*Supplied text*.
## start

Thanks, Brent and Bruno. You are kind to respond.
The point I wanted to approach (far approach, indeed) is that whatever we
derive (mentally) about Nature comes from our human mind, be it  binary or
not. And: it is not BINDING (restricting?) upon Nature, there may be more
we cannot even imagine within our limited capabilities.
We think in our 'model of knowables' and it is incredible how far we got.
A figment of a physical world, an 'almost' perfect technology with a
reductionist (conventional) science and I don't even mention: math.

I read your discussions with awe and keep my agnostic indeterminism.

JohnM




On Sat, May 26, 2012 at 6:06 PM, meekerdb <meeke...@verizon.net> wrote:

>  On 5/26/2012 9:35 AM, John Mikes wrote:
>
> Brent wrote:
>
> *1. Presumably those true things would not be 'real'.  Only provable
> things would be true of reality.*
>
>
> Just to be clear, I didn't write 1. above.  But I did write 2. below.

## end

*Directive A*. Retype the part of the email reply starting at "Thanks, Brent and" and ending at "far we got.", word for word.
The email reply and the rows are separate pieces of material.

*Records provided*.
## start

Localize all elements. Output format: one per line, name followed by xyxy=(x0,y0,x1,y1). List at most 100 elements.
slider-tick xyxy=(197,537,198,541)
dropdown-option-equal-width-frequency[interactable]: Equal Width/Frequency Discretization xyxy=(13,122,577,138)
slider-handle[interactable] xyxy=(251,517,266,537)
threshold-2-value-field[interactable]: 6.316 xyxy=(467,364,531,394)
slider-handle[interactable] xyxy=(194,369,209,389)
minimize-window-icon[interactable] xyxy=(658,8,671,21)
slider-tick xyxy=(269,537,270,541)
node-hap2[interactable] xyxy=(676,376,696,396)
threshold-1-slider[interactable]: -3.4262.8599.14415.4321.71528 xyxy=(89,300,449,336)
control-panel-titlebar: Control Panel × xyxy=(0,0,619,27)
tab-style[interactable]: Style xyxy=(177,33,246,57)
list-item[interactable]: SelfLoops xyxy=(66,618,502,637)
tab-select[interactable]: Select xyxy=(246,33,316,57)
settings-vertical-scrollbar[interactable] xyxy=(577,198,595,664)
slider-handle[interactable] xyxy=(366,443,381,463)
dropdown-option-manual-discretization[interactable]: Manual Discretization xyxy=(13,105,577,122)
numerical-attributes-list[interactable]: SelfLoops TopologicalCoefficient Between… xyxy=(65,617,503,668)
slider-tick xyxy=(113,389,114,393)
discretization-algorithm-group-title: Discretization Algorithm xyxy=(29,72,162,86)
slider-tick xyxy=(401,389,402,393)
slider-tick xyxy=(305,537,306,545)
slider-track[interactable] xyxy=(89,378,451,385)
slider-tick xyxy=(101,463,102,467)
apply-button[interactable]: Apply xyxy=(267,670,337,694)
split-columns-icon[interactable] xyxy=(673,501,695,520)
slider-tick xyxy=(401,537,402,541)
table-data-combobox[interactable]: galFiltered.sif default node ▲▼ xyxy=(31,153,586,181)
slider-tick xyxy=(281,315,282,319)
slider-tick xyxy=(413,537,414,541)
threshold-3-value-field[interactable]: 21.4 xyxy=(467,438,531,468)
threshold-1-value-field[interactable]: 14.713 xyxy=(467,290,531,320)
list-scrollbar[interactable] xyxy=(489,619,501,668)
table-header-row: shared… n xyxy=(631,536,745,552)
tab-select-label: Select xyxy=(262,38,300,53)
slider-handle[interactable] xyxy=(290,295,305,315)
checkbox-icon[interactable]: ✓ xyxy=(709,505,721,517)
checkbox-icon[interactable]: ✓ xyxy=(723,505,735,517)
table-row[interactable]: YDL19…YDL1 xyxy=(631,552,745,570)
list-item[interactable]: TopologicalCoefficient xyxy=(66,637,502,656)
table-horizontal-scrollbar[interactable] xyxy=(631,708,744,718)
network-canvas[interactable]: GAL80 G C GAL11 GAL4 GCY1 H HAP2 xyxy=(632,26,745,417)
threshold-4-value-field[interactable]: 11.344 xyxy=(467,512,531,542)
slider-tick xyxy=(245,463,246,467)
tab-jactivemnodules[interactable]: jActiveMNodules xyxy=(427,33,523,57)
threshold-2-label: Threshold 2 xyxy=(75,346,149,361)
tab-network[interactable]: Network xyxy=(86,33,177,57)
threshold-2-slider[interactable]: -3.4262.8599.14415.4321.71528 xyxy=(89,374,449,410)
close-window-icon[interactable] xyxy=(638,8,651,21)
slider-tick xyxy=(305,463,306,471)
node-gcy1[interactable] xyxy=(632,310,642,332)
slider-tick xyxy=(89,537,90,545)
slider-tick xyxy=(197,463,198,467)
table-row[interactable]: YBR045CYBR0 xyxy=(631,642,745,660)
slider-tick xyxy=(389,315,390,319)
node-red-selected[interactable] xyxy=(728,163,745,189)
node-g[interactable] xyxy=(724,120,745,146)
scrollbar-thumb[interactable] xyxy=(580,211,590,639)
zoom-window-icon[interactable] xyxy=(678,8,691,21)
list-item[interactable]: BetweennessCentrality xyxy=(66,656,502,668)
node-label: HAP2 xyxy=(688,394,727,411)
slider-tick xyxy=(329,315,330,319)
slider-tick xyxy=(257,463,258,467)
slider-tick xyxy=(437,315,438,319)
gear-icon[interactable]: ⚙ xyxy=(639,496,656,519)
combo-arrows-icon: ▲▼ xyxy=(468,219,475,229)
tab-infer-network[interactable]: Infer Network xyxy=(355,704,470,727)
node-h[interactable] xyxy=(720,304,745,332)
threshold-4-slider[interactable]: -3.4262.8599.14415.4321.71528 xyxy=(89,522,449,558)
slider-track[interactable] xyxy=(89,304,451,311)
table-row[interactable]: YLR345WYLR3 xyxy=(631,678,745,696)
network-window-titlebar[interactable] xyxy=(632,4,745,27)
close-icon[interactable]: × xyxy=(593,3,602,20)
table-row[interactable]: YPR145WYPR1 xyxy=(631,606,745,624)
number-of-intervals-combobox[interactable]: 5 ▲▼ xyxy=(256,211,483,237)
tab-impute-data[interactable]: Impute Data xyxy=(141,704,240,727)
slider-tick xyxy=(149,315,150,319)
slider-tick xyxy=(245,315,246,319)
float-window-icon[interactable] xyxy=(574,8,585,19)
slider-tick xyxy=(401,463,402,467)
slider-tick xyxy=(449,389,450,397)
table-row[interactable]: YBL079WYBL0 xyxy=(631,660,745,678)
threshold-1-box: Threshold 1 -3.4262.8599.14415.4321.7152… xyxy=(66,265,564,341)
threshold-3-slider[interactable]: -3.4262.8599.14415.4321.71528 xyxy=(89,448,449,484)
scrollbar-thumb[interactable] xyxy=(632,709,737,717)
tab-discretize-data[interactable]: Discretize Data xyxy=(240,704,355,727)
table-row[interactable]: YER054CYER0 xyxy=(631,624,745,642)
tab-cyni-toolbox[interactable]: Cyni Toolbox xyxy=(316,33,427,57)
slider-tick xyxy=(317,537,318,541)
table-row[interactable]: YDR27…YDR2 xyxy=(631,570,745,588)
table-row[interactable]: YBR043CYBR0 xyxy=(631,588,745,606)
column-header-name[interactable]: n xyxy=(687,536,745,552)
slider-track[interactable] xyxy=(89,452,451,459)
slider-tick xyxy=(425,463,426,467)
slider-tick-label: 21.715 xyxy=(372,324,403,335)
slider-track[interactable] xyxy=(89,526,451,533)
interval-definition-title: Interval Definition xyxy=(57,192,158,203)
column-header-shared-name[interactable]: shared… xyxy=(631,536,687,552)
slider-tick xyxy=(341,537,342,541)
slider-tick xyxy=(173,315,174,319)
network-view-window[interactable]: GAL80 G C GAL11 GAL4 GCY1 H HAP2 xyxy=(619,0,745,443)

## end

*Directive B*. Repeat the rows exactly, starting at the first row and ending at the line that contains "slider-handle[interactable] xyxy=(194,369,209,389)", with both of those lines included.

*Correct answer A*.
Thanks, Brent and Bruno. You are kind to respond.
The point I wanted to approach (far approach, indeed) is that whatever we
derive (mentally) about Nature comes from our human mind, be it  binary or
not. And: it is not BINDING (restricting?) upon Nature, there may be more
we cannot even imagine within our limited capabilities.
We think in our 'model of knowables' and it is incredible how far we got.

*Correct answer B*.
Localize all elements. Output format: one per line, name followed by xyxy=(x0,y0,x1,y1). List at most 100 elements.
slider-tick xyxy=(197,537,198,541)
dropdown-option-equal-width-frequency[interactable]: Equal Width/Frequency Discretization xyxy=(13,122,577,138)
slider-handle[interactable] xyxy=(251,517,266,537)
threshold-2-value-field[interactable]: 6.316 xyxy=(467,364,531,394)
slider-handle[interactable] xyxy=(194,369,209,389)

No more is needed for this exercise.